Given instruction:
Identify each line below containing the string "edit" and copy it.

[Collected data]
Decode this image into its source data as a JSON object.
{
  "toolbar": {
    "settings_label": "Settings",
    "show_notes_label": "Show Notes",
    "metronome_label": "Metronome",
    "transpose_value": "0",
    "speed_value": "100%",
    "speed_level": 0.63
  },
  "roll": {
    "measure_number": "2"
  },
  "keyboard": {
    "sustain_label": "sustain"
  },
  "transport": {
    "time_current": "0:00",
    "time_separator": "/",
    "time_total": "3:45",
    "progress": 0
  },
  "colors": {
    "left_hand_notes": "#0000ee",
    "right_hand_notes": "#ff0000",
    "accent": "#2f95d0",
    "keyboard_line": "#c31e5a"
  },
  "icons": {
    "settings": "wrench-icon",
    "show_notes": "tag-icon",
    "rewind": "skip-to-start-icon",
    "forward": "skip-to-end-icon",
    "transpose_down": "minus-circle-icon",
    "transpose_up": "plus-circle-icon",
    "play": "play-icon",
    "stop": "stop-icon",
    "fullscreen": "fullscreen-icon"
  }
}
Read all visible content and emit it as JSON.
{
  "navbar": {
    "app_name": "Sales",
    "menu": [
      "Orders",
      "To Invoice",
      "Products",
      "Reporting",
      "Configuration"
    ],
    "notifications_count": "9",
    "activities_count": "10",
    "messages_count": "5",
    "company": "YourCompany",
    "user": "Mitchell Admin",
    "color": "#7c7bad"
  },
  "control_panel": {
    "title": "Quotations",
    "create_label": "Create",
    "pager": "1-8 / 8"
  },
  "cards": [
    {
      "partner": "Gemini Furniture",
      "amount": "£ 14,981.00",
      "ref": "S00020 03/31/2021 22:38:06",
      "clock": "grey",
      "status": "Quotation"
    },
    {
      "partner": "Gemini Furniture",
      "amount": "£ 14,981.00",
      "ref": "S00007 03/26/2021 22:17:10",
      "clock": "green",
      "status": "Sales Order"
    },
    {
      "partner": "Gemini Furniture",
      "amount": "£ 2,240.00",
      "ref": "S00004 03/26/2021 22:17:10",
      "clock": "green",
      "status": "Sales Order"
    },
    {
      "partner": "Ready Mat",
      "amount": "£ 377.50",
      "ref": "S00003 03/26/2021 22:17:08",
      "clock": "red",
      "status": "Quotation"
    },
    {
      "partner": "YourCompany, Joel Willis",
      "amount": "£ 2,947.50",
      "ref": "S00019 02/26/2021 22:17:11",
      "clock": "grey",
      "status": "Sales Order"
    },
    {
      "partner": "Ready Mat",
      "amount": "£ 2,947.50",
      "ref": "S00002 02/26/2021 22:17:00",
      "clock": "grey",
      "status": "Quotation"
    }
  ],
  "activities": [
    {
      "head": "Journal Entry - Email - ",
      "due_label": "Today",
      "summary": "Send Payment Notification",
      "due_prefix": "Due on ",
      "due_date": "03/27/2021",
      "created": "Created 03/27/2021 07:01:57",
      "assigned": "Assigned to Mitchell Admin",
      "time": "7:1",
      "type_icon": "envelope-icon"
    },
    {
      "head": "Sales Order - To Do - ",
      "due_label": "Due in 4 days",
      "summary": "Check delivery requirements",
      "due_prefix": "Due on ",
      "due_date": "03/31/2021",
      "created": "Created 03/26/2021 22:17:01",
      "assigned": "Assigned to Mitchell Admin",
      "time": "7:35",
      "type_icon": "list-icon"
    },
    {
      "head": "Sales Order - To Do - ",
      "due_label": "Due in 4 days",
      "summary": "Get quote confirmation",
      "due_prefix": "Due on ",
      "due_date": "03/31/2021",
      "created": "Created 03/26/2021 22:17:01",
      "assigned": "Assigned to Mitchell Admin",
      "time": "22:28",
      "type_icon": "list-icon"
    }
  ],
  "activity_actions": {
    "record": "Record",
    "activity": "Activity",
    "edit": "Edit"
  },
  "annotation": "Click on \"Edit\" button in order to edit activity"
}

Answer to this task:
    "edit": "Edit"
  "annotation": "Click on \"Edit\" button in order to edit activity"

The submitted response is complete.